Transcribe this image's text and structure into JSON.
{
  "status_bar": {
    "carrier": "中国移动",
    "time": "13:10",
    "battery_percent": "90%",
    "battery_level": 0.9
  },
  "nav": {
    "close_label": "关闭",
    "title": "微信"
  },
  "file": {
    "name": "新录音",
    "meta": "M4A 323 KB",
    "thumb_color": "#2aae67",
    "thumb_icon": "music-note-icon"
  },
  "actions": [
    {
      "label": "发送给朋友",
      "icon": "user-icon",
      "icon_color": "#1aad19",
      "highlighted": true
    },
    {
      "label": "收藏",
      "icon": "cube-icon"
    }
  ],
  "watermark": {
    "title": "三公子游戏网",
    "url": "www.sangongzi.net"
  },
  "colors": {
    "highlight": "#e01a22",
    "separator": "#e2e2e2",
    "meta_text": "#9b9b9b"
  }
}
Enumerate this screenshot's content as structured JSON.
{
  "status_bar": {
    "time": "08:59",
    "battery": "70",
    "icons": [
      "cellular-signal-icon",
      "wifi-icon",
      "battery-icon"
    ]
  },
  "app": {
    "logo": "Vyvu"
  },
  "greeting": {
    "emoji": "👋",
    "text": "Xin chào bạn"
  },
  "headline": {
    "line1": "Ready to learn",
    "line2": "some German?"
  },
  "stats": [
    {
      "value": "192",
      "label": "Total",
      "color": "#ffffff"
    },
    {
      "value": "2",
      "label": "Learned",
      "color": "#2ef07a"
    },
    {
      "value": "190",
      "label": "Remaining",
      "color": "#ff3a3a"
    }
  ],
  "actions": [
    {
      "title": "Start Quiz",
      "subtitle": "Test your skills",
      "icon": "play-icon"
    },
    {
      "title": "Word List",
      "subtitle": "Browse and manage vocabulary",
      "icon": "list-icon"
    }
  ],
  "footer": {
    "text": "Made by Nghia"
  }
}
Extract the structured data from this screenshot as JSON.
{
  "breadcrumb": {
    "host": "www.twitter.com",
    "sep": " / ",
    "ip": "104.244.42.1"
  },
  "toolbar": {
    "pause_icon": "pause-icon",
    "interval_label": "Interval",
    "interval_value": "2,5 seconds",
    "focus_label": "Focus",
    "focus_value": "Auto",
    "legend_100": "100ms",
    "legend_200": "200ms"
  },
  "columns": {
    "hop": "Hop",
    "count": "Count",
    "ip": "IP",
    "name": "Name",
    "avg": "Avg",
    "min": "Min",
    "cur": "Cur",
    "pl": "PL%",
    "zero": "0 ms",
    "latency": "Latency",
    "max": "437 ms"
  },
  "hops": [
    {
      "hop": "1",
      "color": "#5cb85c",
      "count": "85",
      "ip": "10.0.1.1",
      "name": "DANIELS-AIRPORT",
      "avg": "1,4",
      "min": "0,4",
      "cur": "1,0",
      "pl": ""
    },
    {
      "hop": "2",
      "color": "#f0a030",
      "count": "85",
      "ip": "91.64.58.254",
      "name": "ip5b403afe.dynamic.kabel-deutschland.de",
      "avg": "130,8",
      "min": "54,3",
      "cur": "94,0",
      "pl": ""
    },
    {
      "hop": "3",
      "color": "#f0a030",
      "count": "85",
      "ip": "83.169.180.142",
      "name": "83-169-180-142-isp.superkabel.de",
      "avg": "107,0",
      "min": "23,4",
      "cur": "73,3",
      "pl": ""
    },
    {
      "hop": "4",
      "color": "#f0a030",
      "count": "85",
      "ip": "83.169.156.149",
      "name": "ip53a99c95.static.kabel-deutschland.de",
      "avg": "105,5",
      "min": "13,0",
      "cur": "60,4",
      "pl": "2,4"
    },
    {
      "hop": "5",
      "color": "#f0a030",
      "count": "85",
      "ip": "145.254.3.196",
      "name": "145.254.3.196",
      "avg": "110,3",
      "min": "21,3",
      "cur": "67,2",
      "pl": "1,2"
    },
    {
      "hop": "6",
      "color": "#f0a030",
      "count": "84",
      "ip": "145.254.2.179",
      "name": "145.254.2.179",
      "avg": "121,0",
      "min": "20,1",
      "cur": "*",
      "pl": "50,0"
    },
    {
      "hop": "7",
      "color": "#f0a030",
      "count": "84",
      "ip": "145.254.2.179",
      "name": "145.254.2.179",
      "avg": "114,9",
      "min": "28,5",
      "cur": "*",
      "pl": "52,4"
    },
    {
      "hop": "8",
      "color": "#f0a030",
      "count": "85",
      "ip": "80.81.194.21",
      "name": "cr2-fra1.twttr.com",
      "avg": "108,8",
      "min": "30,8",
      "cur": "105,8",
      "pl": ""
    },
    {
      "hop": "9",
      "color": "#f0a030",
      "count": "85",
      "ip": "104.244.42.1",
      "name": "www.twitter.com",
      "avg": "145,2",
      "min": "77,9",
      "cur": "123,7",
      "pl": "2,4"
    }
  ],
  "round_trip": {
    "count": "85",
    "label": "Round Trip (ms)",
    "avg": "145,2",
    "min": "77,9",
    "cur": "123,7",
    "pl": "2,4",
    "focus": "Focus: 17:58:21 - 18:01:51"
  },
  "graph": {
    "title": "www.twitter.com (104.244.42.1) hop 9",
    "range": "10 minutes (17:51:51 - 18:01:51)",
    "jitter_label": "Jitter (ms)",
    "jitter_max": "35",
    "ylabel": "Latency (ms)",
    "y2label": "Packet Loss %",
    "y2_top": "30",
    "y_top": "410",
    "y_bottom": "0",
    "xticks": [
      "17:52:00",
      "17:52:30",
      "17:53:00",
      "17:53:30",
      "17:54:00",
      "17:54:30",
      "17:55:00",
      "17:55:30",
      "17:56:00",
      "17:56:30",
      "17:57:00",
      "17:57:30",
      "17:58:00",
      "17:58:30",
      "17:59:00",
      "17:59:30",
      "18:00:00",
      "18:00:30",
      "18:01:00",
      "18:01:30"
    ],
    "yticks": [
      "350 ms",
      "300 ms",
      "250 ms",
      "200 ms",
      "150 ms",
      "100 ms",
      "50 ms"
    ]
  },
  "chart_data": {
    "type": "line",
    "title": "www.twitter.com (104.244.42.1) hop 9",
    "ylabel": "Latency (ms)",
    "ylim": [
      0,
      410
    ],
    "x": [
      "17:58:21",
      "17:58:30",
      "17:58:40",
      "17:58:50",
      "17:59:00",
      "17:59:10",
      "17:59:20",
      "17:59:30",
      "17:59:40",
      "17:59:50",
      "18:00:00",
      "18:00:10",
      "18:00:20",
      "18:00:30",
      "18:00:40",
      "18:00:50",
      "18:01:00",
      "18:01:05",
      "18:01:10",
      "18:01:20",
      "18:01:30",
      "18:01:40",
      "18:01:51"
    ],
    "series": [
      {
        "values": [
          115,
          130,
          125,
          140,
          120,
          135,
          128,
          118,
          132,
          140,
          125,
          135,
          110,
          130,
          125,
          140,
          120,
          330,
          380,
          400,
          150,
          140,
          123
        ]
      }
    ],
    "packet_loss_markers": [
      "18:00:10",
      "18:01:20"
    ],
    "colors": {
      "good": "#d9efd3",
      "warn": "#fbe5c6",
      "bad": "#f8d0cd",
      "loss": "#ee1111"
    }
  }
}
::::::::::
### TASK BRIEF
Take the entries above and transcribe them in full.

### RESPONSE
Transcribe this image's text and structure into JSON.
{
  "status_bar": {
    "carrier": "中国移动",
    "time": "13:10",
    "battery_percent": "90%",
    "battery_level": 0.9
  },
  "nav": {
    "close_label": "关闭",
    "title": "微信"
  },
  "file": {
    "name": "新录音",
    "meta": "M4A 323 KB",
    "thumb_color": "#2aae67",
    "thumb_icon": "music-note-icon"
  },
  "actions": [
    {
      "label": "发送给朋友",
      "icon": "user-icon",
      "icon_color": "#1aad19",
      "highlighted": true
    },
    {
      "label": "收藏",
      "icon": "cube-icon"
    }
  ],
  "watermark": {
    "title": "三公子游戏网",
    "url": "www.sangongzi.net"
  },
  "colors": {
    "highlight": "#e01a22",
    "separator": "#e2e2e2",
    "meta_text": "#9b9b9b"
  }
}
Enumerate this screenshot's content as structured JSON.
{
  "status_bar": {
    "time": "08:59",
    "battery": "70",
    "icons": [
      "cellular-signal-icon",
      "wifi-icon",
      "battery-icon"
    ]
  },
  "app": {
    "logo": "Vyvu"
  },
  "greeting": {
    "emoji": "👋",
    "text": "Xin chào bạn"
  },
  "headline": {
    "line1": "Ready to learn",
    "line2": "some German?"
  },
  "stats": [
    {
      "value": "192",
      "label": "Total",
      "color": "#ffffff"
    },
    {
      "value": "2",
      "label": "Learned",
      "color": "#2ef07a"
    },
    {
      "value": "190",
      "label": "Remaining",
      "color": "#ff3a3a"
    }
  ],
  "actions": [
    {
      "title": "Start Quiz",
      "subtitle": "Test your skills",
      "icon": "play-icon"
    },
    {
      "title": "Word List",
      "subtitle": "Browse and manage vocabulary",
      "icon": "list-icon"
    }
  ],
  "footer": {
    "text": "Made by Nghia"
  }
}
Extract the structured data from this screenshot as JSON.
{
  "breadcrumb": {
    "host": "www.twitter.com",
    "sep": " / ",
    "ip": "104.244.42.1"
  },
  "toolbar": {
    "pause_icon": "pause-icon",
    "interval_label": "Interval",
    "interval_value": "2,5 seconds",
    "focus_label": "Focus",
    "focus_value": "Auto",
    "legend_100": "100ms",
    "legend_200": "200ms"
  },
  "columns": {
    "hop": "Hop",
    "count": "Count",
    "ip": "IP",
    "name": "Name",
    "avg": "Avg",
    "min": "Min",
    "cur": "Cur",
    "pl": "PL%",
    "zero": "0 ms",
    "latency": "Latency",
    "max": "437 ms"
  },
  "hops": [
    {
      "hop": "1",
      "color": "#5cb85c",
      "count": "85",
      "ip": "10.0.1.1",
      "name": "DANIELS-AIRPORT",
      "avg": "1,4",
      "min": "0,4",
      "cur": "1,0",
      "pl": ""
    },
    {
      "hop": "2",
      "color": "#f0a030",
      "count": "85",
      "ip": "91.64.58.254",
      "name": "ip5b403afe.dynamic.kabel-deutschland.de",
      "avg": "130,8",
      "min": "54,3",
      "cur": "94,0",
      "pl": ""
    },
    {
      "hop": "3",
      "color": "#f0a030",
      "count": "85",
      "ip": "83.169.180.142",
      "name": "83-169-180-142-isp.superkabel.de",
      "avg": "107,0",
      "min": "23,4",
      "cur": "73,3",
      "pl": ""
    },
    {
      "hop": "4",
      "color": "#f0a030",
      "count": "85",
      "ip": "83.169.156.149",
      "name": "ip53a99c95.static.kabel-deutschland.de",
      "avg": "105,5",
      "min": "13,0",
      "cur": "60,4",
      "pl": "2,4"
    },
    {
      "hop": "5",
      "color": "#f0a030",
      "count": "85",
      "ip": "145.254.3.196",
      "name": "145.254.3.196",
      "avg": "110,3",
      "min": "21,3",
      "cur": "67,2",
      "pl": "1,2"
    },
    {
      "hop": "6",
      "color": "#f0a030",
      "count": "84",
      "ip": "145.254.2.179",
      "name": "145.254.2.179",
      "avg": "121,0",
      "min": "20,1",
      "cur": "*",
      "pl": "50,0"
    },
    {
      "hop": "7",
      "color": "#f0a030",
      "count": "84",
      "ip": "145.254.2.179",
      "name": "145.254.2.179",
      "avg": "114,9",
      "min": "28,5",
      "cur": "*",
      "pl": "52,4"
    },
    {
      "hop": "8",
      "color": "#f0a030",
      "count": "85",
      "ip": "80.81.194.21",
      "name": "cr2-fra1.twttr.com",
      "avg": "108,8",
      "min": "30,8",
      "cur": "105,8",
      "pl": ""
    },
    {
      "hop": "9",
      "color": "#f0a030",
      "count": "85",
      "ip": "104.244.42.1",
      "name": "www.twitter.com",
      "avg": "145,2",
      "min": "77,9",
      "cur": "123,7",
      "pl": "2,4"
    }
  ],
  "round_trip": {
    "count": "85",
    "label": "Round Trip (ms)",
    "avg": "145,2",
    "min": "77,9",
    "cur": "123,7",
    "pl": "2,4",
    "focus": "Focus: 17:58:21 - 18:01:51"
  },
  "graph": {
    "title": "www.twitter.com (104.244.42.1) hop 9",
    "range": "10 minutes (17:51:51 - 18:01:51)",
    "jitter_label": "Jitter (ms)",
    "jitter_max": "35",
    "ylabel": "Latency (ms)",
    "y2label": "Packet Loss %",
    "y2_top": "30",
    "y_top": "410",
    "y_bottom": "0",
    "xticks": [
      "17:52:00",
      "17:52:30",
      "17:53:00",
      "17:53:30",
      "17:54:00",
      "17:54:30",
      "17:55:00",
      "17:55:30",
      "17:56:00",
      "17:56:30",
      "17:57:00",
      "17:57:30",
      "17:58:00",
      "17:58:30",
      "17:59:00",
      "17:59:30",
      "18:00:00",
      "18:00:30",
      "18:01:00",
      "18:01:30"
    ],
    "yticks": [
      "350 ms",
      "300 ms",
      "250 ms",
      "200 ms",
      "150 ms",
      "100 ms",
      "50 ms"
    ]
  },
  "chart_data": {
    "type": "line",
    "title": "www.twitter.com (104.244.42.1) hop 9",
    "ylabel": "Latency (ms)",
    "ylim": [
      0,
      410
    ],
    "x": [
      "17:58:21",
      "17:58:30",
      "17:58:40",
      "17:58:50",
      "17:59:00",
      "17:59:10",
      "17:59:20",
      "17:59:30",
      "17:59:40",
      "17:59:50",
      "18:00:00",
      "18:00:10",
      "18:00:20",
      "18:00:30",
      "18:00:40",
      "18:00:50",
      "18:01:00",
      "18:01:05",
      "18:01:10",
      "18:01:20",
      "18:01:30",
      "18:01:40",
      "18:01:51"
    ],
    "series": [
      {
        "values": [
          115,
          130,
          125,
          140,
          120,
          135,
          128,
          118,
          132,
          140,
          125,
          135,
          110,
          130,
          125,
          140,
          120,
          330,
          380,
          400,
          150,
          140,
          123
        ]
      }
    ],
    "packet_loss_markers": [
      "18:00:10",
      "18:01:20"
    ],
    "colors": {
      "good": "#d9efd3",
      "warn": "#fbe5c6",
      "bad": "#f8d0cd",
      "loss": "#ee1111"
    }
  }
}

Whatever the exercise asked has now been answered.